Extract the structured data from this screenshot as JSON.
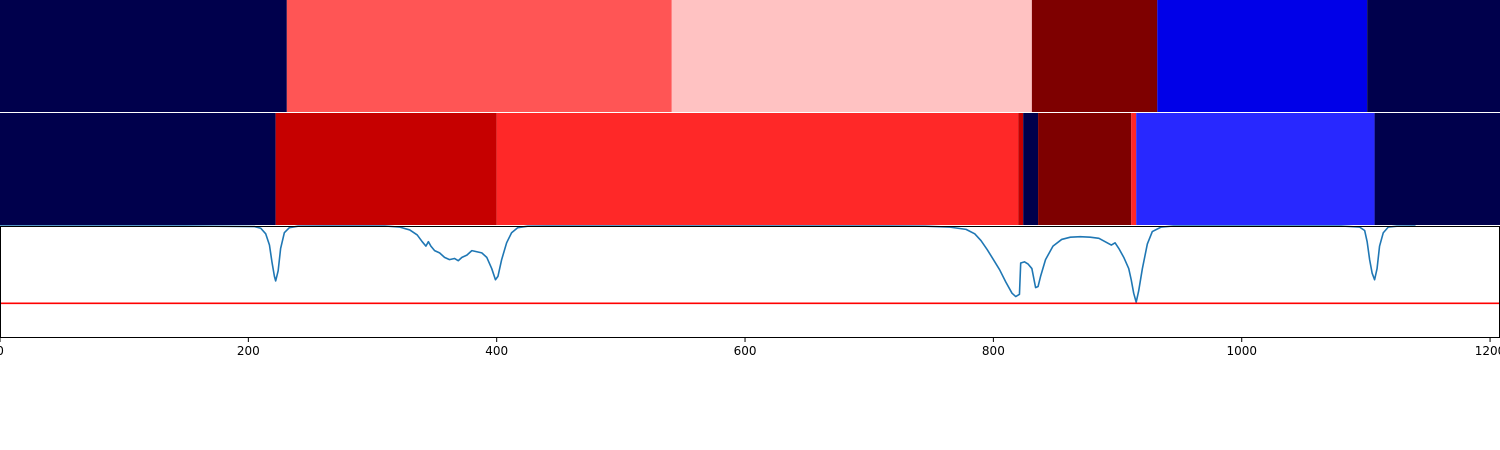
{
  "chart_data": [
    {
      "type": "segments",
      "xlim": [
        0,
        1208
      ],
      "segments": [
        {
          "start": 0,
          "end": 231,
          "color": "#00004c"
        },
        {
          "start": 231,
          "end": 541,
          "color": "#ff5555"
        },
        {
          "start": 541,
          "end": 831,
          "color": "#ffc2c2"
        },
        {
          "start": 831,
          "end": 932,
          "color": "#7e0000"
        },
        {
          "start": 932,
          "end": 1101,
          "color": "#0000e8"
        },
        {
          "start": 1101,
          "end": 1208,
          "color": "#00004c"
        }
      ]
    },
    {
      "type": "segments",
      "xlim": [
        0,
        1208
      ],
      "segments": [
        {
          "start": 0,
          "end": 222,
          "color": "#00004c"
        },
        {
          "start": 222,
          "end": 400,
          "color": "#c60000"
        },
        {
          "start": 400,
          "end": 820,
          "color": "#ff2828"
        },
        {
          "start": 820,
          "end": 824,
          "color": "#c60000"
        },
        {
          "start": 824,
          "end": 836,
          "color": "#00004c"
        },
        {
          "start": 836,
          "end": 911,
          "color": "#7e0000"
        },
        {
          "start": 911,
          "end": 915,
          "color": "#ff2828"
        },
        {
          "start": 915,
          "end": 1107,
          "color": "#2828ff"
        },
        {
          "start": 1107,
          "end": 1208,
          "color": "#00004c"
        }
      ]
    },
    {
      "type": "line",
      "xlim": [
        0,
        1208
      ],
      "ylim": [
        0,
        1
      ],
      "x_ticks": [
        0,
        200,
        400,
        600,
        800,
        1000,
        1200
      ],
      "series": [
        {
          "color": "#1f77b4",
          "points": [
            [
              0,
              1.0
            ],
            [
              150,
              1.0
            ],
            [
              205,
              0.995
            ],
            [
              210,
              0.98
            ],
            [
              214,
              0.93
            ],
            [
              217,
              0.83
            ],
            [
              219,
              0.68
            ],
            [
              221,
              0.55
            ],
            [
              222,
              0.51
            ],
            [
              224,
              0.6
            ],
            [
              226,
              0.8
            ],
            [
              229,
              0.94
            ],
            [
              233,
              0.985
            ],
            [
              240,
              0.998
            ],
            [
              260,
              1.0
            ],
            [
              310,
              1.0
            ],
            [
              322,
              0.99
            ],
            [
              330,
              0.965
            ],
            [
              336,
              0.92
            ],
            [
              340,
              0.86
            ],
            [
              343,
              0.82
            ],
            [
              345,
              0.86
            ],
            [
              347,
              0.82
            ],
            [
              350,
              0.78
            ],
            [
              354,
              0.76
            ],
            [
              358,
              0.72
            ],
            [
              362,
              0.7
            ],
            [
              366,
              0.71
            ],
            [
              369,
              0.69
            ],
            [
              372,
              0.72
            ],
            [
              376,
              0.74
            ],
            [
              380,
              0.78
            ],
            [
              384,
              0.77
            ],
            [
              388,
              0.76
            ],
            [
              392,
              0.72
            ],
            [
              396,
              0.62
            ],
            [
              399,
              0.52
            ],
            [
              401,
              0.55
            ],
            [
              404,
              0.7
            ],
            [
              408,
              0.85
            ],
            [
              412,
              0.94
            ],
            [
              417,
              0.985
            ],
            [
              425,
              0.998
            ],
            [
              440,
              1.0
            ],
            [
              700,
              1.0
            ],
            [
              745,
              0.998
            ],
            [
              765,
              0.99
            ],
            [
              778,
              0.97
            ],
            [
              785,
              0.93
            ],
            [
              790,
              0.87
            ],
            [
              795,
              0.79
            ],
            [
              800,
              0.7
            ],
            [
              805,
              0.61
            ],
            [
              810,
              0.5
            ],
            [
              815,
              0.4
            ],
            [
              818,
              0.37
            ],
            [
              821,
              0.39
            ],
            [
              822,
              0.67
            ],
            [
              825,
              0.68
            ],
            [
              828,
              0.66
            ],
            [
              831,
              0.62
            ],
            [
              834,
              0.45
            ],
            [
              836,
              0.46
            ],
            [
              838,
              0.55
            ],
            [
              842,
              0.7
            ],
            [
              848,
              0.82
            ],
            [
              855,
              0.88
            ],
            [
              862,
              0.9
            ],
            [
              870,
              0.905
            ],
            [
              878,
              0.9
            ],
            [
              885,
              0.89
            ],
            [
              890,
              0.86
            ],
            [
              895,
              0.83
            ],
            [
              898,
              0.85
            ],
            [
              901,
              0.8
            ],
            [
              905,
              0.72
            ],
            [
              909,
              0.62
            ],
            [
              911,
              0.52
            ],
            [
              913,
              0.4
            ],
            [
              915,
              0.32
            ],
            [
              917,
              0.42
            ],
            [
              920,
              0.62
            ],
            [
              924,
              0.84
            ],
            [
              928,
              0.95
            ],
            [
              935,
              0.99
            ],
            [
              945,
              1.0
            ],
            [
              1080,
              1.0
            ],
            [
              1095,
              0.99
            ],
            [
              1099,
              0.96
            ],
            [
              1101,
              0.86
            ],
            [
              1103,
              0.7
            ],
            [
              1105,
              0.58
            ],
            [
              1107,
              0.52
            ],
            [
              1109,
              0.62
            ],
            [
              1111,
              0.82
            ],
            [
              1114,
              0.94
            ],
            [
              1118,
              0.99
            ],
            [
              1125,
              0.998
            ],
            [
              1140,
              1.0
            ]
          ]
        },
        {
          "color": "#ff0000",
          "points": [
            [
              0,
              0.31
            ],
            [
              1208,
              0.31
            ]
          ]
        }
      ]
    }
  ]
}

Exercise requirements:
Strip out the images, then output the records above word for word.

Full solution:
Extract the structured data from this screenshot as JSON.
{
  "chart_data": [
    {
      "type": "segments",
      "xlim": [
        0,
        1208
      ],
      "segments": [
        {
          "start": 0,
          "end": 231,
          "color": "#00004c"
        },
        {
          "start": 231,
          "end": 541,
          "color": "#ff5555"
        },
        {
          "start": 541,
          "end": 831,
          "color": "#ffc2c2"
        },
        {
          "start": 831,
          "end": 932,
          "color": "#7e0000"
        },
        {
          "start": 932,
          "end": 1101,
          "color": "#0000e8"
        },
        {
          "start": 1101,
          "end": 1208,
          "color": "#00004c"
        }
      ]
    },
    {
      "type": "segments",
      "xlim": [
        0,
        1208
      ],
      "segments": [
        {
          "start": 0,
          "end": 222,
          "color": "#00004c"
        },
        {
          "start": 222,
          "end": 400,
          "color": "#c60000"
        },
        {
          "start": 400,
          "end": 820,
          "color": "#ff2828"
        },
        {
          "start": 820,
          "end": 824,
          "color": "#c60000"
        },
        {
          "start": 824,
          "end": 836,
          "color": "#00004c"
        },
        {
          "start": 836,
          "end": 911,
          "color": "#7e0000"
        },
        {
          "start": 911,
          "end": 915,
          "color": "#ff2828"
        },
        {
          "start": 915,
          "end": 1107,
          "color": "#2828ff"
        },
        {
          "start": 1107,
          "end": 1208,
          "color": "#00004c"
        }
      ]
    },
    {
      "type": "line",
      "xlim": [
        0,
        1208
      ],
      "ylim": [
        0,
        1
      ],
      "x_ticks": [
        0,
        200,
        400,
        600,
        800,
        1000,
        1200
      ],
      "series": [
        {
          "color": "#1f77b4",
          "points": [
            [
              0,
              1.0
            ],
            [
              150,
              1.0
            ],
            [
              205,
              0.995
            ],
            [
              210,
              0.98
            ],
            [
              214,
              0.93
            ],
            [
              217,
              0.83
            ],
            [
              219,
              0.68
            ],
            [
              221,
              0.55
            ],
            [
              222,
              0.51
            ],
            [
              224,
              0.6
            ],
            [
              226,
              0.8
            ],
            [
              229,
              0.94
            ],
            [
              233,
              0.985
            ],
            [
              240,
              0.998
            ],
            [
              260,
              1.0
            ],
            [
              310,
              1.0
            ],
            [
              322,
              0.99
            ],
            [
              330,
              0.965
            ],
            [
              336,
              0.92
            ],
            [
              340,
              0.86
            ],
            [
              343,
              0.82
            ],
            [
              345,
              0.86
            ],
            [
              347,
              0.82
            ],
            [
              350,
              0.78
            ],
            [
              354,
              0.76
            ],
            [
              358,
              0.72
            ],
            [
              362,
              0.7
            ],
            [
              366,
              0.71
            ],
            [
              369,
              0.69
            ],
            [
              372,
              0.72
            ],
            [
              376,
              0.74
            ],
            [
              380,
              0.78
            ],
            [
              384,
              0.77
            ],
            [
              388,
              0.76
            ],
            [
              392,
              0.72
            ],
            [
              396,
              0.62
            ],
            [
              399,
              0.52
            ],
            [
              401,
              0.55
            ],
            [
              404,
              0.7
            ],
            [
              408,
              0.85
            ],
            [
              412,
              0.94
            ],
            [
              417,
              0.985
            ],
            [
              425,
              0.998
            ],
            [
              440,
              1.0
            ],
            [
              700,
              1.0
            ],
            [
              745,
              0.998
            ],
            [
              765,
              0.99
            ],
            [
              778,
              0.97
            ],
            [
              785,
              0.93
            ],
            [
              790,
              0.87
            ],
            [
              795,
              0.79
            ],
            [
              800,
              0.7
            ],
            [
              805,
              0.61
            ],
            [
              810,
              0.5
            ],
            [
              815,
              0.4
            ],
            [
              818,
              0.37
            ],
            [
              821,
              0.39
            ],
            [
              822,
              0.67
            ],
            [
              825,
              0.68
            ],
            [
              828,
              0.66
            ],
            [
              831,
              0.62
            ],
            [
              834,
              0.45
            ],
            [
              836,
              0.46
            ],
            [
              838,
              0.55
            ],
            [
              842,
              0.7
            ],
            [
              848,
              0.82
            ],
            [
              855,
              0.88
            ],
            [
              862,
              0.9
            ],
            [
              870,
              0.905
            ],
            [
              878,
              0.9
            ],
            [
              885,
              0.89
            ],
            [
              890,
              0.86
            ],
            [
              895,
              0.83
            ],
            [
              898,
              0.85
            ],
            [
              901,
              0.8
            ],
            [
              905,
              0.72
            ],
            [
              909,
              0.62
            ],
            [
              911,
              0.52
            ],
            [
              913,
              0.4
            ],
            [
              915,
              0.32
            ],
            [
              917,
              0.42
            ],
            [
              920,
              0.62
            ],
            [
              924,
              0.84
            ],
            [
              928,
              0.95
            ],
            [
              935,
              0.99
            ],
            [
              945,
              1.0
            ],
            [
              1080,
              1.0
            ],
            [
              1095,
              0.99
            ],
            [
              1099,
              0.96
            ],
            [
              1101,
              0.86
            ],
            [
              1103,
              0.7
            ],
            [
              1105,
              0.58
            ],
            [
              1107,
              0.52
            ],
            [
              1109,
              0.62
            ],
            [
              1111,
              0.82
            ],
            [
              1114,
              0.94
            ],
            [
              1118,
              0.99
            ],
            [
              1125,
              0.998
            ],
            [
              1140,
              1.0
            ]
          ]
        },
        {
          "color": "#ff0000",
          "points": [
            [
              0,
              0.31
            ],
            [
              1208,
              0.31
            ]
          ]
        }
      ]
    }
  ]
}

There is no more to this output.